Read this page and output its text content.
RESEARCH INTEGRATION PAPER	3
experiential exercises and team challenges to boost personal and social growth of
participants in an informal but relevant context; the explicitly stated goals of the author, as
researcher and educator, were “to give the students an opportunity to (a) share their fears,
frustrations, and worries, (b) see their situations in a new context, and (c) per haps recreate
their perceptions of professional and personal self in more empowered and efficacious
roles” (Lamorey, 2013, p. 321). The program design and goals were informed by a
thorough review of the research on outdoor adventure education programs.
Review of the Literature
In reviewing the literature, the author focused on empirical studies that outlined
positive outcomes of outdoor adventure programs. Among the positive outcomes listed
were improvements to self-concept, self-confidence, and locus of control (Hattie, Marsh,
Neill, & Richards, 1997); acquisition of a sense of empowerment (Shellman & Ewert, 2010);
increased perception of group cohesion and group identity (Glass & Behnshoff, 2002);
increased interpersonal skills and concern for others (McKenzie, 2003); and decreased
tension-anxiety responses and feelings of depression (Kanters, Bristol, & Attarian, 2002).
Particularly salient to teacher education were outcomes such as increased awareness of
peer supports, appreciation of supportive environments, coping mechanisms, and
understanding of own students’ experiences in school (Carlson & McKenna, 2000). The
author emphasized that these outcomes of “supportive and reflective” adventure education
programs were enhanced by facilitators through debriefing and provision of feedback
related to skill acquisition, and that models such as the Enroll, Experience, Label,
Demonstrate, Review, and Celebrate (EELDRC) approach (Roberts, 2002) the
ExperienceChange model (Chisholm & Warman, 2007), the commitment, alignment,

▬▬▬▬▬▬▬▬▬▬

What is being asked: Faithfully copy every entry, leaving nothing out.

Answer to the exercise:
Read this page and output its text content.
RESEARCH INTEGRATION PAPER	3
experiential exercises and team challenges to boost personal and social growth of
participants in an informal but relevant context; the explicitly stated goals of the author, as
researcher and educator, were “to give the students an opportunity to (a) share their fears,
frustrations, and worries, (b) see their situations in a new context, and (c) per haps recreate
their perceptions of professional and personal self in more empowered and efficacious
roles” (Lamorey, 2013, p. 321). The program design and goals were informed by a
thorough review of the research on outdoor adventure education programs.
Review of the Literature
In reviewing the literature, the author focused on empirical studies that outlined
positive outcomes of outdoor adventure programs. Among the positive outcomes listed
were improvements to self-concept, self-confidence, and locus of control (Hattie, Marsh,
Neill, & Richards, 1997); acquisition of a sense of empowerment (Shellman & Ewert, 2010);
increased perception of group cohesion and group identity (Glass & Behnshoff, 2002);
increased interpersonal skills and concern for others (McKenzie, 2003); and decreased
tension-anxiety responses and feelings of depression (Kanters, Bristol, & Attarian, 2002).
Particularly salient to teacher education were outcomes such as increased awareness of
peer supports, appreciation of supportive environments, coping mechanisms, and
understanding of own students’ experiences in school (Carlson & McKenna, 2000). The
author emphasized that these outcomes of “supportive and reflective” adventure education
programs were enhanced by facilitators through debriefing and provision of feedback
related to skill acquisition, and that models such as the Enroll, Experience, Label,
Demonstrate, Review, and Celebrate (EELDRC) approach (Roberts, 2002) the
ExperienceChange model (Chisholm & Warman, 2007), the commitment, alignment,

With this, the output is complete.